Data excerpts
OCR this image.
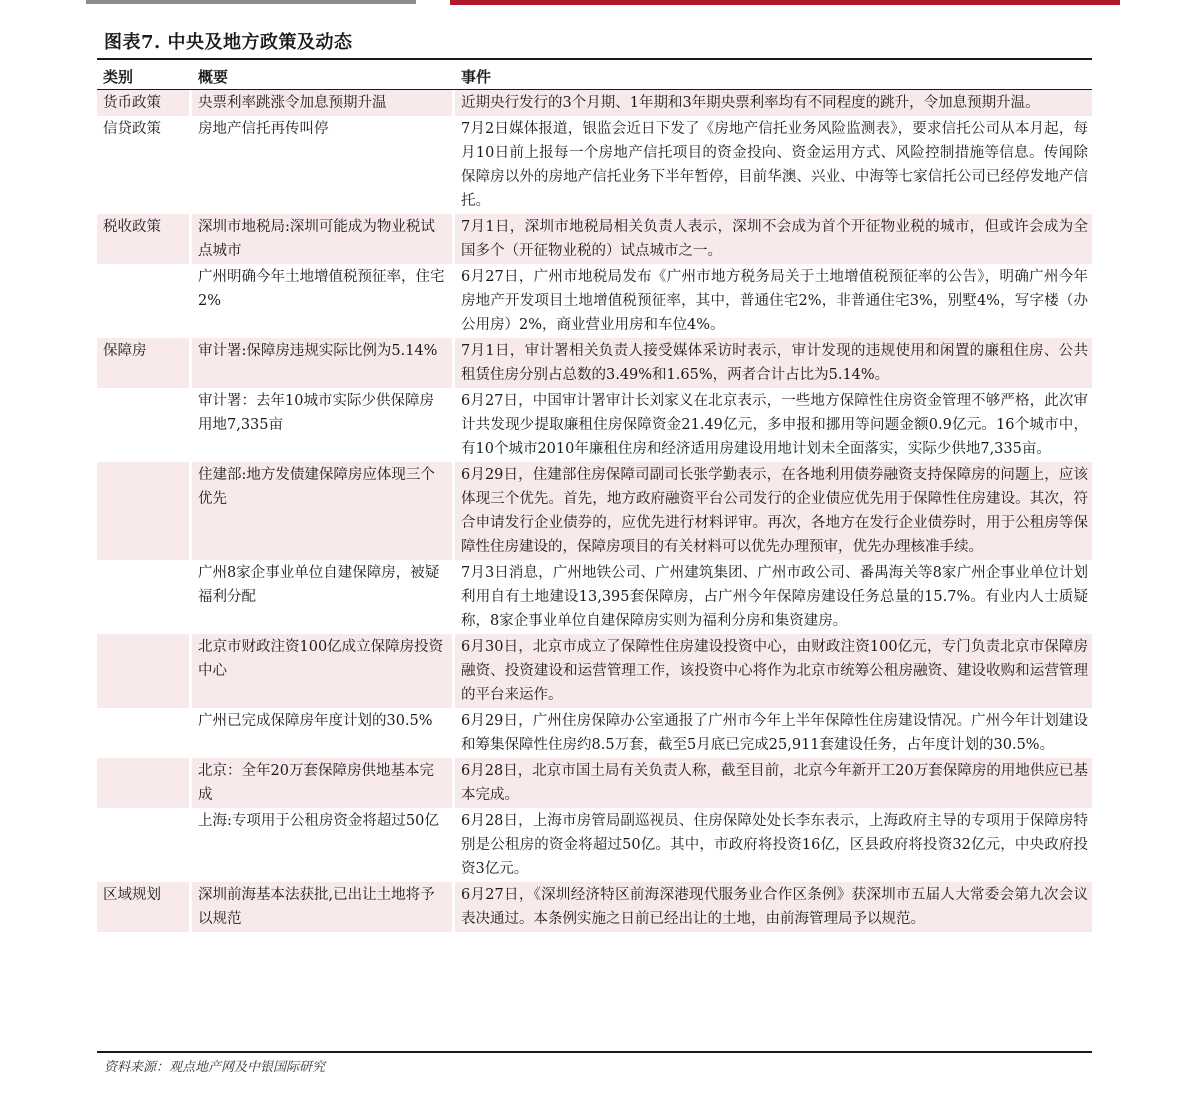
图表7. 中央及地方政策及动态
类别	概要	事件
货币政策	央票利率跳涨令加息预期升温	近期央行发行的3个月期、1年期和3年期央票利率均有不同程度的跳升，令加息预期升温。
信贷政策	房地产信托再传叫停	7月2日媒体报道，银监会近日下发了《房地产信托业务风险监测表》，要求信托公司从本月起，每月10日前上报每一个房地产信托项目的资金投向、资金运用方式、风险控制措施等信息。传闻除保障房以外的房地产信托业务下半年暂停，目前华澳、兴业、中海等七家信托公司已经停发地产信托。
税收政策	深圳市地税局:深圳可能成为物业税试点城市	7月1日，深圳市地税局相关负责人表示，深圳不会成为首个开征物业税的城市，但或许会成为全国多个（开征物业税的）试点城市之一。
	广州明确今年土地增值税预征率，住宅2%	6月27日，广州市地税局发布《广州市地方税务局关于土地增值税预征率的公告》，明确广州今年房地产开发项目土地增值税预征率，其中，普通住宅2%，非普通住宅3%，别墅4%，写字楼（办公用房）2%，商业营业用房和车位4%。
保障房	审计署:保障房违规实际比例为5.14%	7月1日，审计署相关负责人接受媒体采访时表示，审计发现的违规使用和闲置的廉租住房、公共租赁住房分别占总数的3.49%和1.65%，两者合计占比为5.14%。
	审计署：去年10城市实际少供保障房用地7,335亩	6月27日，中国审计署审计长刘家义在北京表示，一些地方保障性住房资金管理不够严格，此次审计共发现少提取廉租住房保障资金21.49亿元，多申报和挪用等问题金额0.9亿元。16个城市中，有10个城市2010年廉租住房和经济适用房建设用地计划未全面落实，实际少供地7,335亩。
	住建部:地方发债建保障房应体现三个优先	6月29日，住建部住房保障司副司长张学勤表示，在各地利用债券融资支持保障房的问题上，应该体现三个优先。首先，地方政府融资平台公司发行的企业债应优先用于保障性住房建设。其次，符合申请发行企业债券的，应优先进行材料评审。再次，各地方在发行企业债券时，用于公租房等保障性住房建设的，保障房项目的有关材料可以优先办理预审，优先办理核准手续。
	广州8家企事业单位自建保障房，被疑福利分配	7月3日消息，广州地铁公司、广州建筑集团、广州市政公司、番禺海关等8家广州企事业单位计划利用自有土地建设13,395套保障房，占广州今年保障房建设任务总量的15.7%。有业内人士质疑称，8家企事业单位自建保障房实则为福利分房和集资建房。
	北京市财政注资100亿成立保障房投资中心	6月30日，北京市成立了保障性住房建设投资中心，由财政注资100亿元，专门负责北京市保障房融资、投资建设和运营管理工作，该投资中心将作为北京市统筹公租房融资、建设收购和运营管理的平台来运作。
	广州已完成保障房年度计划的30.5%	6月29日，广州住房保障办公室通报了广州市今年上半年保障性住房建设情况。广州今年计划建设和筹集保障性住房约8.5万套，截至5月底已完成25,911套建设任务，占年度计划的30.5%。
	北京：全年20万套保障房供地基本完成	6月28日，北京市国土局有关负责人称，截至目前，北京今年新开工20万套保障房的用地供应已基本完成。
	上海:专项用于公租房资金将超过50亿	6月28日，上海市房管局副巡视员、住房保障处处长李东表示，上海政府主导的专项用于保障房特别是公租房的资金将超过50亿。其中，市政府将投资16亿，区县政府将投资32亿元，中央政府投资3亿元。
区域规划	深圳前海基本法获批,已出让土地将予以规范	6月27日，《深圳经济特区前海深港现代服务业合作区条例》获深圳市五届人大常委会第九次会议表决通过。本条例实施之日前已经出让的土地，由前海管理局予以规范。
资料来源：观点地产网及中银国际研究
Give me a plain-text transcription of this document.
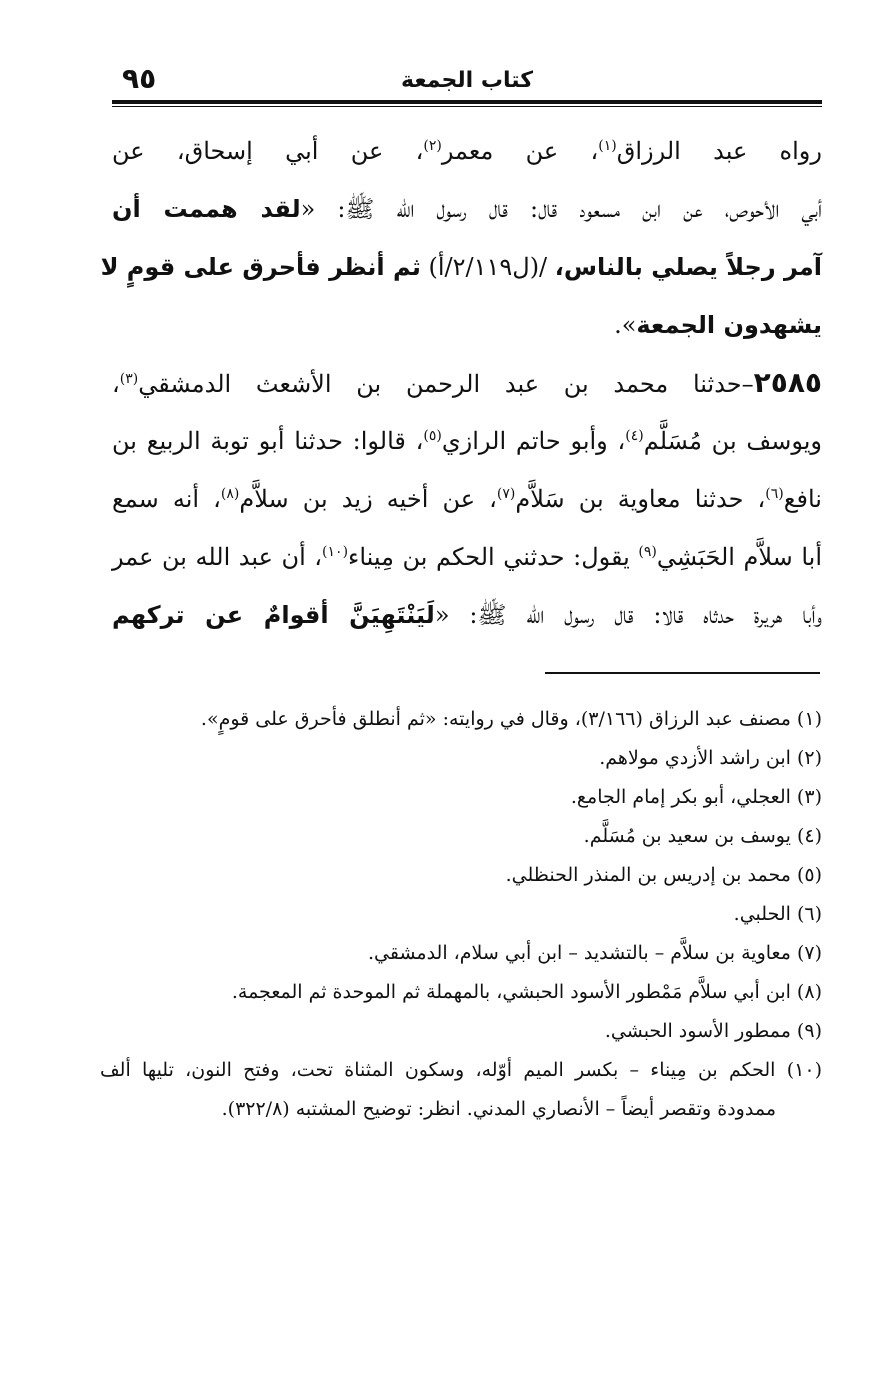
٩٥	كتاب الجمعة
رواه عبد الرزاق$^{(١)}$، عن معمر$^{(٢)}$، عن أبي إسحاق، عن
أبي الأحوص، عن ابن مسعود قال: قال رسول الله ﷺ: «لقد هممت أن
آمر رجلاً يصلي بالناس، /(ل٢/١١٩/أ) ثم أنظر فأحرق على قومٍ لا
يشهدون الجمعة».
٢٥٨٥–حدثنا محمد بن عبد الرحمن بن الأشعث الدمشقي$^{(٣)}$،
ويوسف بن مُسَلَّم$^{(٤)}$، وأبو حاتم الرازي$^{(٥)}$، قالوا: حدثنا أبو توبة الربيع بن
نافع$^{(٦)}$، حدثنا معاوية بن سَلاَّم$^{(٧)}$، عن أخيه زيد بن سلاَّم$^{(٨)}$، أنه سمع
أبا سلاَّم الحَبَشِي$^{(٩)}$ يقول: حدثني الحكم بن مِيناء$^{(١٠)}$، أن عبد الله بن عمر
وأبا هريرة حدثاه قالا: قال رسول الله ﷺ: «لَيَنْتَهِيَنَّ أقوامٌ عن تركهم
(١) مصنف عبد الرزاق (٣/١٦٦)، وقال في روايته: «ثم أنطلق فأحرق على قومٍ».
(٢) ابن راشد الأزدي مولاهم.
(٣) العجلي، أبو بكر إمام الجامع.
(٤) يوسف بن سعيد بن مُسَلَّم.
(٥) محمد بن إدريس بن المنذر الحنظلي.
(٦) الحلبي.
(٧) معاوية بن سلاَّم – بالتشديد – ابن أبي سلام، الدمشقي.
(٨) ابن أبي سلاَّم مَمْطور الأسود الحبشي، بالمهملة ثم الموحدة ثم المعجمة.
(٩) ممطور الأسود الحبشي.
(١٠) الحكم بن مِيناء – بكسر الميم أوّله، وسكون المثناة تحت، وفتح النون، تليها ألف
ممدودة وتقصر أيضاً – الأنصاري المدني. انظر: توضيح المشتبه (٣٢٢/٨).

> EXERCISE GOAL: Reproduce the material word for word, minus the images.

> RESPONSE:
OCR this image.
图表7. 中央及地方政策及动态
类别	概要	事件
货币政策	央票利率跳涨令加息预期升温	近期央行发行的3个月期、1年期和3年期央票利率均有不同程度的跳升，令加息预期升温。
信贷政策	房地产信托再传叫停	7月2日媒体报道，银监会近日下发了《房地产信托业务风险监测表》，要求信托公司从本月起，每月10日前上报每一个房地产信托项目的资金投向、资金运用方式、风险控制措施等信息。传闻除保障房以外的房地产信托业务下半年暂停，目前华澳、兴业、中海等七家信托公司已经停发地产信托。
税收政策	深圳市地税局:深圳可能成为物业税试点城市	7月1日，深圳市地税局相关负责人表示，深圳不会成为首个开征物业税的城市，但或许会成为全国多个（开征物业税的）试点城市之一。
	广州明确今年土地增值税预征率，住宅2%	6月27日，广州市地税局发布《广州市地方税务局关于土地增值税预征率的公告》，明确广州今年房地产开发项目土地增值税预征率，其中，普通住宅2%，非普通住宅3%，别墅4%，写字楼（办公用房）2%，商业营业用房和车位4%。
保障房	审计署:保障房违规实际比例为5.14%	7月1日，审计署相关负责人接受媒体采访时表示，审计发现的违规使用和闲置的廉租住房、公共租赁住房分别占总数的3.49%和1.65%，两者合计占比为5.14%。
	审计署：去年10城市实际少供保障房用地7,335亩	6月27日，中国审计署审计长刘家义在北京表示，一些地方保障性住房资金管理不够严格，此次审计共发现少提取廉租住房保障资金21.49亿元，多申报和挪用等问题金额0.9亿元。16个城市中，有10个城市2010年廉租住房和经济适用房建设用地计划未全面落实，实际少供地7,335亩。
	住建部:地方发债建保障房应体现三个优先	6月29日，住建部住房保障司副司长张学勤表示，在各地利用债券融资支持保障房的问题上，应该体现三个优先。首先，地方政府融资平台公司发行的企业债应优先用于保障性住房建设。其次，符合申请发行企业债券的，应优先进行材料评审。再次，各地方在发行企业债券时，用于公租房等保障性住房建设的，保障房项目的有关材料可以优先办理预审，优先办理核准手续。
	广州8家企事业单位自建保障房，被疑福利分配	7月3日消息，广州地铁公司、广州建筑集团、广州市政公司、番禺海关等8家广州企事业单位计划利用自有土地建设13,395套保障房，占广州今年保障房建设任务总量的15.7%。有业内人士质疑称，8家企事业单位自建保障房实则为福利分房和集资建房。
	北京市财政注资100亿成立保障房投资中心	6月30日，北京市成立了保障性住房建设投资中心，由财政注资100亿元，专门负责北京市保障房融资、投资建设和运营管理工作，该投资中心将作为北京市统筹公租房融资、建设收购和运营管理的平台来运作。
	广州已完成保障房年度计划的30.5%	6月29日，广州住房保障办公室通报了广州市今年上半年保障性住房建设情况。广州今年计划建设和筹集保障性住房约8.5万套，截至5月底已完成25,911套建设任务，占年度计划的30.5%。
	北京：全年20万套保障房供地基本完成	6月28日，北京市国土局有关负责人称，截至目前，北京今年新开工20万套保障房的用地供应已基本完成。
	上海:专项用于公租房资金将超过50亿	6月28日，上海市房管局副巡视员、住房保障处处长李东表示，上海政府主导的专项用于保障房特别是公租房的资金将超过50亿。其中，市政府将投资16亿，区县政府将投资32亿元，中央政府投资3亿元。
区域规划	深圳前海基本法获批,已出让土地将予以规范	6月27日，《深圳经济特区前海深港现代服务业合作区条例》获深圳市五届人大常委会第九次会议表决通过。本条例实施之日前已经出让的土地，由前海管理局予以规范。
资料来源：观点地产网及中银国际研究
Give me a plain-text transcription of this document.
٩٥	كتاب الجمعة
رواه عبد الرزاق$^{(١)}$، عن معمر$^{(٢)}$، عن أبي إسحاق، عن
أبي الأحوص، عن ابن مسعود قال: قال رسول الله ﷺ: «لقد هممت أن
آمر رجلاً يصلي بالناس، /(ل٢/١١٩/أ) ثم أنظر فأحرق على قومٍ لا
يشهدون الجمعة».
٢٥٨٥–حدثنا محمد بن عبد الرحمن بن الأشعث الدمشقي$^{(٣)}$،
ويوسف بن مُسَلَّم$^{(٤)}$، وأبو حاتم الرازي$^{(٥)}$، قالوا: حدثنا أبو توبة الربيع بن
نافع$^{(٦)}$، حدثنا معاوية بن سَلاَّم$^{(٧)}$، عن أخيه زيد بن سلاَّم$^{(٨)}$، أنه سمع
أبا سلاَّم الحَبَشِي$^{(٩)}$ يقول: حدثني الحكم بن مِيناء$^{(١٠)}$، أن عبد الله بن عمر
وأبا هريرة حدثاه قالا: قال رسول الله ﷺ: «لَيَنْتَهِيَنَّ أقوامٌ عن تركهم
(١) مصنف عبد الرزاق (٣/١٦٦)، وقال في روايته: «ثم أنطلق فأحرق على قومٍ».
(٢) ابن راشد الأزدي مولاهم.
(٣) العجلي، أبو بكر إمام الجامع.
(٤) يوسف بن سعيد بن مُسَلَّم.
(٥) محمد بن إدريس بن المنذر الحنظلي.
(٦) الحلبي.
(٧) معاوية بن سلاَّم – بالتشديد – ابن أبي سلام، الدمشقي.
(٨) ابن أبي سلاَّم مَمْطور الأسود الحبشي، بالمهملة ثم الموحدة ثم المعجمة.
(٩) ممطور الأسود الحبشي.
(١٠) الحكم بن مِيناء – بكسر الميم أوّله، وسكون المثناة تحت، وفتح النون، تليها ألف
ممدودة وتقصر أيضاً – الأنصاري المدني. انظر: توضيح المشتبه (٣٢٢/٨).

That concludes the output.